··· Input rows ···
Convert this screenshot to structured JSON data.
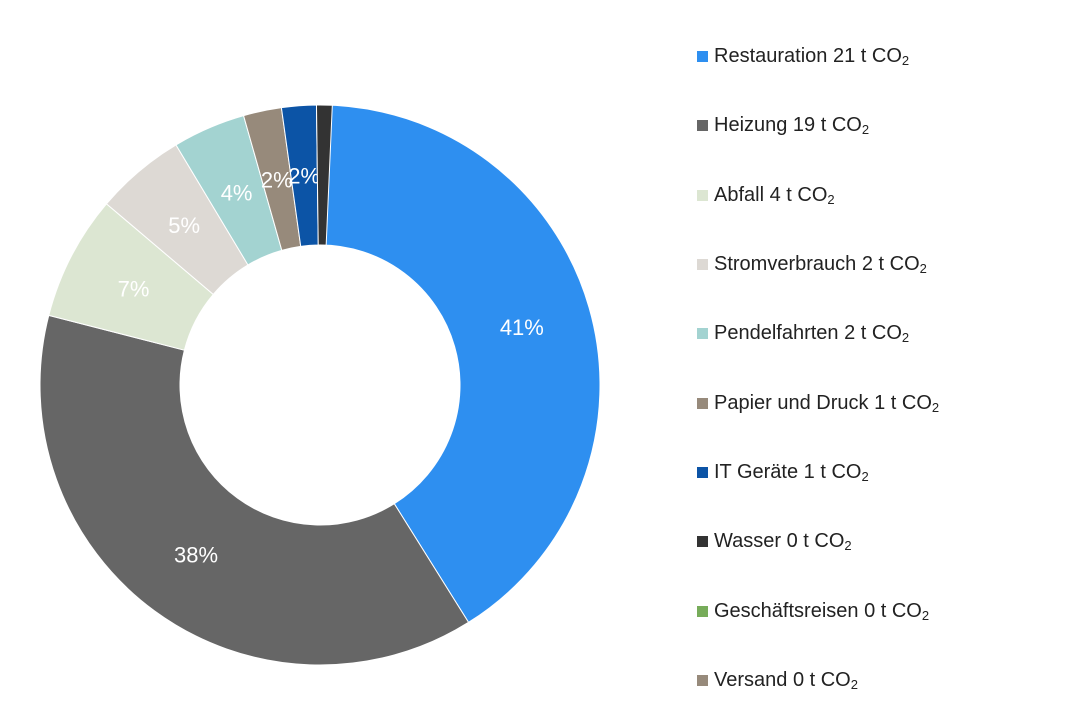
{
  "chart_data": {
    "type": "pie",
    "donut": true,
    "unit": "t CO",
    "unit_subscript": "2",
    "legend_position": "right",
    "slices": [
      {
        "name": "Restauration",
        "value": 21,
        "percent_label": "41%",
        "color": "#2E8FF0"
      },
      {
        "name": "Heizung",
        "value": 19,
        "percent_label": "38%",
        "color": "#666666"
      },
      {
        "name": "Abfall ",
        "value": 4,
        "percent_label": "7%",
        "color": "#DCE6D2"
      },
      {
        "name": "Stromverbrauch",
        "value": 2,
        "percent_label": "5%",
        "color": "#DDD9D4"
      },
      {
        "name": "Pendelfahrten",
        "value": 2,
        "percent_label": "4%",
        "color": "#A3D3D1"
      },
      {
        "name": "Papier und Druck",
        "value": 1,
        "percent_label": "2%",
        "color": "#978A7B"
      },
      {
        "name": "IT Geräte",
        "value": 1,
        "percent_label": "2%",
        "color": "#0C54A6"
      },
      {
        "name": "Wasser",
        "value": 0,
        "percent_label": "",
        "color": "#333333"
      },
      {
        "name": "Geschäftsreisen",
        "value": 0,
        "percent_label": "",
        "color": "#77AC5A"
      },
      {
        "name": "Versand",
        "value": 0,
        "percent_label": "",
        "color": "#978A7B"
      }
    ],
    "slice_fractions": [
      0.411,
      0.379,
      0.072,
      0.052,
      0.042,
      0.022,
      0.02,
      0.009,
      0,
      0
    ]
  }
}
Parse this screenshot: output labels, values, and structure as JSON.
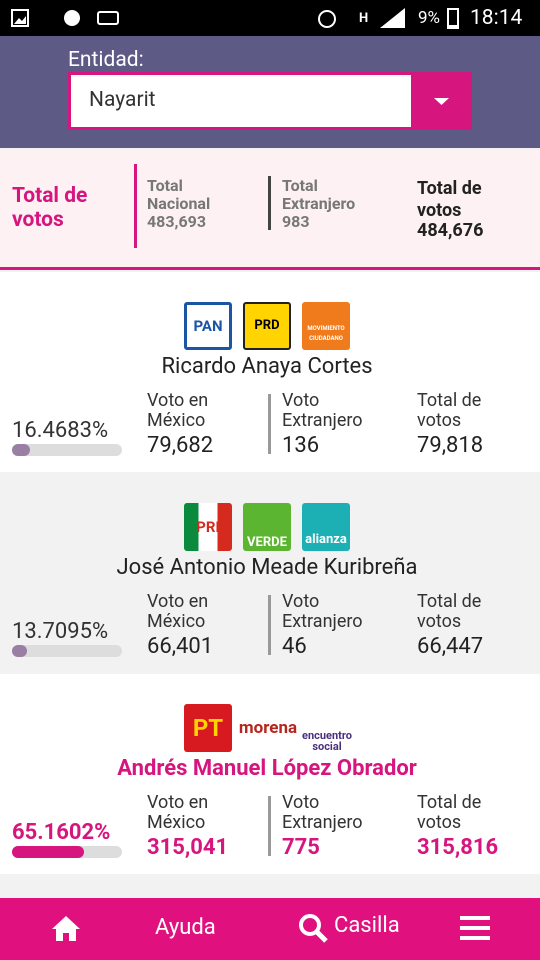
{
  "status_bar": {
    "battery": "9%",
    "time": "18:14"
  },
  "entity": {
    "label": "Entidad:",
    "selected": "Nayarit"
  },
  "totals": {
    "title": "Total de votos",
    "columns": [
      {
        "label": "Total Nacional",
        "value": "483,693"
      },
      {
        "label": "Total Extranjero",
        "value": "983"
      },
      {
        "label": "Total de votos",
        "value": "484,676"
      }
    ]
  },
  "candidates": [
    {
      "parties": [
        "PAN",
        "PRD",
        "MOVIMIENTO CIUDADANO"
      ],
      "name": "Ricardo Anaya Cortes",
      "percent": "16.4683%",
      "columns": [
        {
          "label": "Voto en México",
          "value": "79,682"
        },
        {
          "label": "Voto Extranjero",
          "value": "136"
        },
        {
          "label": "Total de votos",
          "value": "79,818"
        }
      ]
    },
    {
      "parties": [
        "PRI",
        "VERDE",
        "alianza"
      ],
      "name": "José Antonio Meade Kuribreña",
      "percent": "13.7095%",
      "columns": [
        {
          "label": "Voto en México",
          "value": "66,401"
        },
        {
          "label": "Voto Extranjero",
          "value": "46"
        },
        {
          "label": "Total de votos",
          "value": "66,447"
        }
      ]
    },
    {
      "parties": [
        "PT",
        "morena",
        "encuentro social"
      ],
      "name": "Andrés Manuel López Obrador",
      "percent": "65.1602%",
      "columns": [
        {
          "label": "Voto en México",
          "value": "315,041"
        },
        {
          "label": "Voto Extranjero",
          "value": "775"
        },
        {
          "label": "Total de votos",
          "value": "315,816"
        }
      ]
    }
  ],
  "nav": {
    "help": "Ayuda",
    "search": "Casilla"
  }
}
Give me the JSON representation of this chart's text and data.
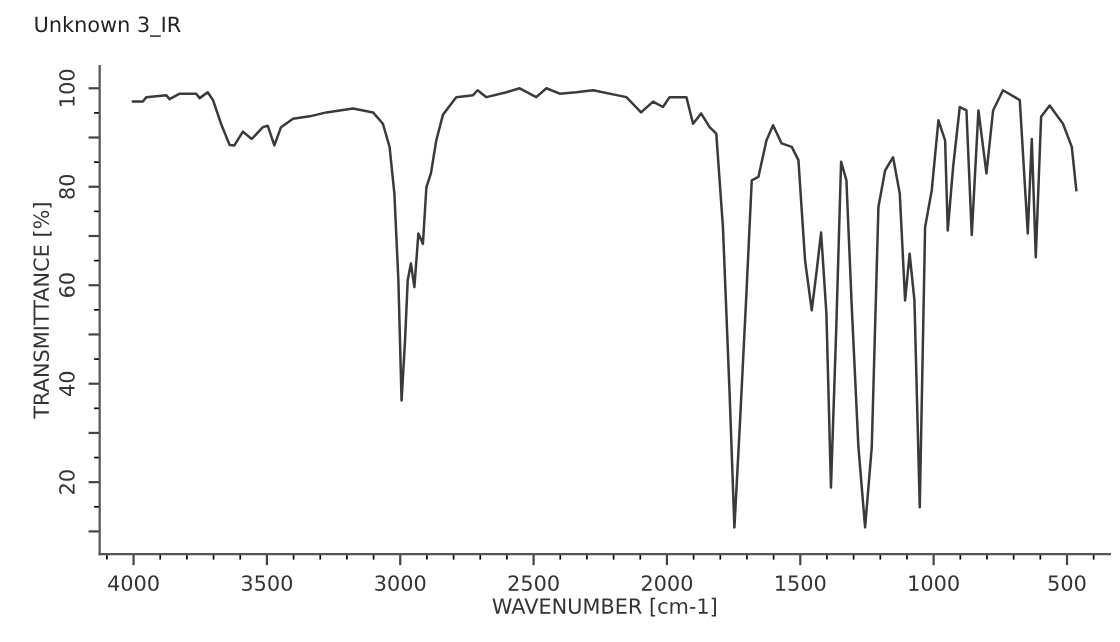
···
Your instructions ::
Lines from the records above that hold "JSON" are the ones to list.

Worked answer ::
Convert this screenshot to structured JSON data.
Parse this screenshot: output labels, values, and structure as JSON.
Give me the JSON representation of this chart's text and data.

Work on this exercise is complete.